===== Provided entries
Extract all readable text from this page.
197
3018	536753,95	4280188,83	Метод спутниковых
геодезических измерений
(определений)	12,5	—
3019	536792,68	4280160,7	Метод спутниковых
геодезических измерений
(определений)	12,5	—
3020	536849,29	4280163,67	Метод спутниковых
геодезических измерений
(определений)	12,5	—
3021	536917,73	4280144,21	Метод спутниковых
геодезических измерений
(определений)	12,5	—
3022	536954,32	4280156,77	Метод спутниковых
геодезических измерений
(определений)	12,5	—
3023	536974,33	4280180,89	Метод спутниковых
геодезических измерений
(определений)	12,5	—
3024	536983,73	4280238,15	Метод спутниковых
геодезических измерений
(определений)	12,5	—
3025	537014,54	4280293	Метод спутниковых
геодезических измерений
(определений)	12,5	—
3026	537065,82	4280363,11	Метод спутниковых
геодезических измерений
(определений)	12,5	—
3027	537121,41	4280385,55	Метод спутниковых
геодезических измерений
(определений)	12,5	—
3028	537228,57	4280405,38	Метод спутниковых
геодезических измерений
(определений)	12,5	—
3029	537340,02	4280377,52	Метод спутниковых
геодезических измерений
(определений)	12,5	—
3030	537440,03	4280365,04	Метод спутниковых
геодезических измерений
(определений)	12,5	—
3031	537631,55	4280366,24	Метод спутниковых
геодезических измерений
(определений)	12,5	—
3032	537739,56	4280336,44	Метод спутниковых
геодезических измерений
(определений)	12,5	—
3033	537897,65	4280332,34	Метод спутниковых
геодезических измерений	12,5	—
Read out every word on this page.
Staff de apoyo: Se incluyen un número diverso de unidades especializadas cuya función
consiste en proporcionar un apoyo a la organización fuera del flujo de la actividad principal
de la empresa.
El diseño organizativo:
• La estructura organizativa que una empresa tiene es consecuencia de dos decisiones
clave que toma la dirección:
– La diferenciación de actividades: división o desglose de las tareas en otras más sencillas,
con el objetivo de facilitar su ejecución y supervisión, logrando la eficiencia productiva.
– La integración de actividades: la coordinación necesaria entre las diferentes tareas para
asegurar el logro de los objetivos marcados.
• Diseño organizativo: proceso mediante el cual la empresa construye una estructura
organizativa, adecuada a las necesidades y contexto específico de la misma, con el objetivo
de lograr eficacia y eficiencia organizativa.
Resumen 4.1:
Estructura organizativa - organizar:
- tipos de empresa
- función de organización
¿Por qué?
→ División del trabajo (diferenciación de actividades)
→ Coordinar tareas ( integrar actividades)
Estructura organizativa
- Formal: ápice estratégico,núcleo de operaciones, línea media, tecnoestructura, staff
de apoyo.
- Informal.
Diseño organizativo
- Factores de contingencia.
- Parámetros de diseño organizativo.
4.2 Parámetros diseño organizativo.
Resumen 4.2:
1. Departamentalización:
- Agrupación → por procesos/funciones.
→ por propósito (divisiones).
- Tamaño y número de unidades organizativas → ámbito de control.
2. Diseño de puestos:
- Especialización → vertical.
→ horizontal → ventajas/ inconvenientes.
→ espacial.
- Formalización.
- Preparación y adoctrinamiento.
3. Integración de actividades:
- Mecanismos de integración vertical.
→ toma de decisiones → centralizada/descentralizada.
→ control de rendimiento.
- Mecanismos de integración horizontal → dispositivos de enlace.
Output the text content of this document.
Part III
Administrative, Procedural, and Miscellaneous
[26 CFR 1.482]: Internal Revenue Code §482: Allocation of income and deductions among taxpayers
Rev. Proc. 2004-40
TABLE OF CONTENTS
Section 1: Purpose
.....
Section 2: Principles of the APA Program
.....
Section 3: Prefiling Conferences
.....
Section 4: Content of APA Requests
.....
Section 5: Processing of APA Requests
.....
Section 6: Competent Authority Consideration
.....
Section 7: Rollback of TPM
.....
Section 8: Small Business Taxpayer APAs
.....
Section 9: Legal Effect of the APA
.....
==========
• _Task instructions_
Reproduce the whole listing word for word.

• _Result for this exercise_
Extract all readable text from this page.
197
3018	536753,95	4280188,83	Метод спутниковых
геодезических измерений
(определений)	12,5	—
3019	536792,68	4280160,7	Метод спутниковых
геодезических измерений
(определений)	12,5	—
3020	536849,29	4280163,67	Метод спутниковых
геодезических измерений
(определений)	12,5	—
3021	536917,73	4280144,21	Метод спутниковых
геодезических измерений
(определений)	12,5	—
3022	536954,32	4280156,77	Метод спутниковых
геодезических измерений
(определений)	12,5	—
3023	536974,33	4280180,89	Метод спутниковых
геодезических измерений
(определений)	12,5	—
3024	536983,73	4280238,15	Метод спутниковых
геодезических измерений
(определений)	12,5	—
3025	537014,54	4280293	Метод спутниковых
геодезических измерений
(определений)	12,5	—
3026	537065,82	4280363,11	Метод спутниковых
геодезических измерений
(определений)	12,5	—
3027	537121,41	4280385,55	Метод спутниковых
геодезических измерений
(определений)	12,5	—
3028	537228,57	4280405,38	Метод спутниковых
геодезических измерений
(определений)	12,5	—
3029	537340,02	4280377,52	Метод спутниковых
геодезических измерений
(определений)	12,5	—
3030	537440,03	4280365,04	Метод спутниковых
геодезических измерений
(определений)	12,5	—
3031	537631,55	4280366,24	Метод спутниковых
геодезических измерений
(определений)	12,5	—
3032	537739,56	4280336,44	Метод спутниковых
геодезических измерений
(определений)	12,5	—
3033	537897,65	4280332,34	Метод спутниковых
геодезических измерений	12,5	—
Read out every word on this page.
Staff de apoyo: Se incluyen un número diverso de unidades especializadas cuya función
consiste en proporcionar un apoyo a la organización fuera del flujo de la actividad principal
de la empresa.
El diseño organizativo:
• La estructura organizativa que una empresa tiene es consecuencia de dos decisiones
clave que toma la dirección:
– La diferenciación de actividades: división o desglose de las tareas en otras más sencillas,
con el objetivo de facilitar su ejecución y supervisión, logrando la eficiencia productiva.
– La integración de actividades: la coordinación necesaria entre las diferentes tareas para
asegurar el logro de los objetivos marcados.
• Diseño organizativo: proceso mediante el cual la empresa construye una estructura
organizativa, adecuada a las necesidades y contexto específico de la misma, con el objetivo
de lograr eficacia y eficiencia organizativa.
Resumen 4.1:
Estructura organizativa - organizar:
- tipos de empresa
- función de organización
¿Por qué?
→ División del trabajo (diferenciación de actividades)
→ Coordinar tareas ( integrar actividades)
Estructura organizativa
- Formal: ápice estratégico,núcleo de operaciones, línea media, tecnoestructura, staff
de apoyo.
- Informal.
Diseño organizativo
- Factores de contingencia.
- Parámetros de diseño organizativo.
4.2 Parámetros diseño organizativo.
Resumen 4.2:
1. Departamentalización:
- Agrupación → por procesos/funciones.
→ por propósito (divisiones).
- Tamaño y número de unidades organizativas → ámbito de control.
2. Diseño de puestos:
- Especialización → vertical.
→ horizontal → ventajas/ inconvenientes.
→ espacial.
- Formalización.
- Preparación y adoctrinamiento.
3. Integración de actividades:
- Mecanismos de integración vertical.
→ toma de decisiones → centralizada/descentralizada.
→ control de rendimiento.
- Mecanismos de integración horizontal → dispositivos de enlace.
Output the text content of this document.
Part III
Administrative, Procedural, and Miscellaneous
[26 CFR 1.482]: Internal Revenue Code §482: Allocation of income and deductions among taxpayers
Rev. Proc. 2004-40
TABLE OF CONTENTS
Section 1: Purpose
.....
Section 2: Principles of the APA Program
.....
Section 3: Prefiling Conferences
.....
Section 4: Content of APA Requests
.....
Section 5: Processing of APA Requests
.....
Section 6: Competent Authority Consideration
.....
Section 7: Rollback of TPM
.....
Section 8: Small Business Taxpayer APAs
.....
Section 9: Legal Effect of the APA
.....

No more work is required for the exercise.